**Artikel:**
╔══

De reis naar
Reims verloopt voorspoedig en na aankomst zetten we koers naar de kathedraal. Het
is verrassend om te zien dat steigers die er in september nog stonden verdwenen
zijn. De contouren van de kerk vormen zo een prachtig contrast met de
strakblauwe lucht op deze vrijdag voor Pinksteren. We krijgen een stempeltje en
kijken nog even rond in de kerk. Het voelt heel vertrouwd en het is alsof we er
gisteren nog waren.
De volgende dag
starten we op tijd en gaat onze tocht verder door een volgend deel van
Frankrijk.
Het lijdt geen
twijfel dat we in de Champagnestreek zijn. Met name de eerste dagen bestaan de
vergezichten alleen uit wijngaarden en laten we heel wat voetstappen achter op
de paden die ons door de wijngaarden voeren. Het is dan ook verrassend dat wanneer je nog
steeds verwacht in deze streek te zijn, dit op enig moment abrupt stopt en de tarwe,
gerst en aardappelen de landbouwvelden vullen. Vervolgens doemen de wijngaarden zo’n vijftig kilometer
zuidelijker dan gewoon weer op. We horen dat dit te maken heeft met een vorm
van protectionisme die er voor moet zorgen dat champagne een exclusief product blijft
met daarbij behorende exclusieve prijzen. Het is blijkbaar niet eenvoudig om
zomaar een champagnewijngaard te bemachtigen.

╚══

Een reeks gegevens
╔══

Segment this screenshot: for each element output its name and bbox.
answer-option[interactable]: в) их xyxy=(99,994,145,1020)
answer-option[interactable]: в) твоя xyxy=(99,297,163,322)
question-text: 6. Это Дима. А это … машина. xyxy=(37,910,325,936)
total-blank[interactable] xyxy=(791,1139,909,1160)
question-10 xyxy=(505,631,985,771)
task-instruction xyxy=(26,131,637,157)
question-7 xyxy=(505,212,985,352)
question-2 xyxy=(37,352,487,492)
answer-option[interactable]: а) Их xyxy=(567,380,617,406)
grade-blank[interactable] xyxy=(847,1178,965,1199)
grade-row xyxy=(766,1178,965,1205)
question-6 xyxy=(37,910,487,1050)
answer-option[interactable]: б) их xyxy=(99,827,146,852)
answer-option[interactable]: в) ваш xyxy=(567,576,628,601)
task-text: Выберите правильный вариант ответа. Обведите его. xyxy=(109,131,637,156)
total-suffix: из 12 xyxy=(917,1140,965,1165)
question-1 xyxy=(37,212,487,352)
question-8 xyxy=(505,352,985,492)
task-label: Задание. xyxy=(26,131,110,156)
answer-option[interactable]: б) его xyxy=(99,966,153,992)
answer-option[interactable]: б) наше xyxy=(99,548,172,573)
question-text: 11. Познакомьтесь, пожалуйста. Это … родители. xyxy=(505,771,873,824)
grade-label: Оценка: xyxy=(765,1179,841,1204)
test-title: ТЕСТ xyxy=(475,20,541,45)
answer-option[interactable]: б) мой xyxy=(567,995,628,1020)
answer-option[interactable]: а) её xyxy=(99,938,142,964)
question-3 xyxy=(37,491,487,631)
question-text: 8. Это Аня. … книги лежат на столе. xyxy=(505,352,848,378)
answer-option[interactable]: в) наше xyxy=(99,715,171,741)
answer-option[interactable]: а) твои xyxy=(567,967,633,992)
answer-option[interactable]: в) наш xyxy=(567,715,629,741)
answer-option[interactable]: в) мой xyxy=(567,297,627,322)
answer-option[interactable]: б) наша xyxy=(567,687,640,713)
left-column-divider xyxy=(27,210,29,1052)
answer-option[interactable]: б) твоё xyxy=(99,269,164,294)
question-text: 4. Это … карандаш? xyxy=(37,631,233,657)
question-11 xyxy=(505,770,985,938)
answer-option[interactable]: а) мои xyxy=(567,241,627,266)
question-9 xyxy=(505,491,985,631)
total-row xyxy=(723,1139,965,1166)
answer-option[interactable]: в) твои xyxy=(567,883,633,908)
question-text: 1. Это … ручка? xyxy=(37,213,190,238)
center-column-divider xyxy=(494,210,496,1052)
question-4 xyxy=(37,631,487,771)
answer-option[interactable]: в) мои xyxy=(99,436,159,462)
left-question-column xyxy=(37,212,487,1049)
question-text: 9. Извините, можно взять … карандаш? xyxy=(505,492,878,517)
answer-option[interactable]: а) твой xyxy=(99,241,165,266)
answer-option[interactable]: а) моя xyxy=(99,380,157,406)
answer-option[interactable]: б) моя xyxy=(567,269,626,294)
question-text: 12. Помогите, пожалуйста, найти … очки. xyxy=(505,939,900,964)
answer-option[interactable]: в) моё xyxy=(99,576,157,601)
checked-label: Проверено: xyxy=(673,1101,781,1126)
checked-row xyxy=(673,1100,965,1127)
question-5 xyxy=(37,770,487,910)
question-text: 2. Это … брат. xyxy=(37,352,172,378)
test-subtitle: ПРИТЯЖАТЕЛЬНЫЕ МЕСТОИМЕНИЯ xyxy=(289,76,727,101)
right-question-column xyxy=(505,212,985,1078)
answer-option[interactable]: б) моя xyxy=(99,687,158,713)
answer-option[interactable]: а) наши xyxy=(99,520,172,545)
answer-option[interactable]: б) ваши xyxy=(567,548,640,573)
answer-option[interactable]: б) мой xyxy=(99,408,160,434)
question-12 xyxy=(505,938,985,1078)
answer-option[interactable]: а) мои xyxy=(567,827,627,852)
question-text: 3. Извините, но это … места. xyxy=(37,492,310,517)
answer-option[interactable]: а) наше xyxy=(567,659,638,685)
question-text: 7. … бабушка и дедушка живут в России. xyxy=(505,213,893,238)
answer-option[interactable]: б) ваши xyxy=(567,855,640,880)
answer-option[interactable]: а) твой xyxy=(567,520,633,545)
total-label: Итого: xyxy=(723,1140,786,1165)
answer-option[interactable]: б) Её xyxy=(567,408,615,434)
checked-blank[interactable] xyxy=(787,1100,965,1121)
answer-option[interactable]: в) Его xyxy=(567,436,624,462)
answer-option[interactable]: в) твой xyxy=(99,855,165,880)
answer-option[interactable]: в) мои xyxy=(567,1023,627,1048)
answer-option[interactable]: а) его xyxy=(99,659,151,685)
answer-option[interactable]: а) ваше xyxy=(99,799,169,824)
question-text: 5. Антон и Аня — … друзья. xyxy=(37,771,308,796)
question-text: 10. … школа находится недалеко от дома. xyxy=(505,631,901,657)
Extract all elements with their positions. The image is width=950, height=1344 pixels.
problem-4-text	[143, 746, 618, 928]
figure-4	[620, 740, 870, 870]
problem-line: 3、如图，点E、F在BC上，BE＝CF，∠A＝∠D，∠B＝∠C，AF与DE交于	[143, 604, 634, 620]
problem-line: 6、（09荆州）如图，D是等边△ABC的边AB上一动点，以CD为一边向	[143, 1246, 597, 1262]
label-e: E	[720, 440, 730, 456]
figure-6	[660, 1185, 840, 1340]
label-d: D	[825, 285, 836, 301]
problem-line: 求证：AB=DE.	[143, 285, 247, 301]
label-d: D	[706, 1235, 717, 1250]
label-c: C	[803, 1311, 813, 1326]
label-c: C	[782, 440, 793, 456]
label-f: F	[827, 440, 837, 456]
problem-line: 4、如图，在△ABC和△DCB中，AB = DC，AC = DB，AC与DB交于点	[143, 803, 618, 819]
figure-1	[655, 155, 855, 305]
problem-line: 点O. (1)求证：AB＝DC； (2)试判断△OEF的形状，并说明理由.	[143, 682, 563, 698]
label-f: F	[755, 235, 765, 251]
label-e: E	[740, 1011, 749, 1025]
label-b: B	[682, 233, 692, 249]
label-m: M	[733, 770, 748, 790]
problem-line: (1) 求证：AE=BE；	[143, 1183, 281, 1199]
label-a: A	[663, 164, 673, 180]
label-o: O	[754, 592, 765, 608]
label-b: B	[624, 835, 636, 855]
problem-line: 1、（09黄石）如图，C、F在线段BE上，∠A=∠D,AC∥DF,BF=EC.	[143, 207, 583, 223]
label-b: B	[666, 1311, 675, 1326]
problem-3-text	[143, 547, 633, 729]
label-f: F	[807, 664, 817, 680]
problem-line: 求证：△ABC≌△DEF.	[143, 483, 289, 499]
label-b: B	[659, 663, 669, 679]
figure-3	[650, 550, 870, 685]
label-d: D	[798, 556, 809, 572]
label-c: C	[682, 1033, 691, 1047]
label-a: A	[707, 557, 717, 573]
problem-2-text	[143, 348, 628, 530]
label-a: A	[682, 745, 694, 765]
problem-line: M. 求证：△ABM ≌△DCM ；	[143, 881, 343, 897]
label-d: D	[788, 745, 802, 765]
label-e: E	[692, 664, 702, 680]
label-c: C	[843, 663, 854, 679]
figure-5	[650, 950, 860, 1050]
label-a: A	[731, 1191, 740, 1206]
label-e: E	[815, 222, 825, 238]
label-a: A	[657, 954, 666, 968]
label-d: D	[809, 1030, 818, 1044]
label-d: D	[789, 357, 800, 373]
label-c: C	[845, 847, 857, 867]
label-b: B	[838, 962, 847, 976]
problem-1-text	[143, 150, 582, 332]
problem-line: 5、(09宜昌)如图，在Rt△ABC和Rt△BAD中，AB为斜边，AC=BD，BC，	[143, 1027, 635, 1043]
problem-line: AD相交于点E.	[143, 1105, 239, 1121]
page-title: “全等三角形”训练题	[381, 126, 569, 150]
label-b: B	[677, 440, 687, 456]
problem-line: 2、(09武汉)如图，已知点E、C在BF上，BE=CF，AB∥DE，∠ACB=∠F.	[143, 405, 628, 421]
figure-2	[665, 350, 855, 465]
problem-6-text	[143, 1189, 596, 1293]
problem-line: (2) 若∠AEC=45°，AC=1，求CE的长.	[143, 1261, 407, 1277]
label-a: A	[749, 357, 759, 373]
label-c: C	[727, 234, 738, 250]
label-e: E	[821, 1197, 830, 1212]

╚══

**Opdracht A:** Schrijf uit het artikel woord voor woord het stuk over van "De reis naar" tot en met "gisteren nog waren.".
**Opdracht B:**
Klopt elke bewering met wat het artikel zegt? Antwoord per bewering met ja of nee en citeer de woorden uit het artikel die de doorslag geven.
(i) In september stonden er nog steigers bij de kathedraal.
(ii) De aankomst in Reims viel op een vrijdag na Pinksteren.
(iii) Na het stuk met tarwe, gerst en aardappelen duiken de wijngaarden zo'n vijftig kilometer noordelijker weer op.
**Opdracht C:** Schrijf een vervolg op het artikel over de tocht door de Champagnestreek, te beginnen na de laatste zin.
Het materiaal staat helemaal los van het artikel.

**Antwoord A:**
De reis naar
Reims verloopt voorspoedig en na aankomst zetten we koers naar de kathedraal. Het
is verrassend om te zien dat steigers die er in september nog stonden verdwenen
zijn. De contouren van de kerk vormen zo een prachtig contrast met de
strakblauwe lucht op deze vrijdag voor Pinksteren. We krijgen een stempeltje en
kijken nog even rond in de kerk. Het voelt heel vertrouwd en het is alsof we er
gisteren nog waren.

**Antwoord B:**
(i) Ja: "steigers die er in september nog stonden verdwenen zijn".
(ii) Nee: "op deze vrijdag voor Pinksteren".
(iii) Nee: "doemen de wijngaarden zo’n vijftig kilometer zuidelijker dan gewoon weer op".

**Antwoord C:**
We geraken ook
onder de indruk van de eindeloze lange paden en wegen. Denk aan de 16 kilometer goed doorstappen langs het Canal lateral à la
Marne, op de route van Trépail naar Châlon-en Champagne. Het klinkt eindeloos
maar uiteindelijk is het een wandeling die wel enige voeding geeft aan het pelgrimsgevoel:
De lengte van de etappe, de rust van het kanaalwater en de stilte van de
omgeving. Mede omdat het rustig is onderweg, maken deze omstandigheden het mogelijk om hoofd en hart de ruimte te geven.
Gedachten of juist gedachtenloos, genieten van een bloemetje, de blauwe lucht of
gewoon elkaars gezelschap.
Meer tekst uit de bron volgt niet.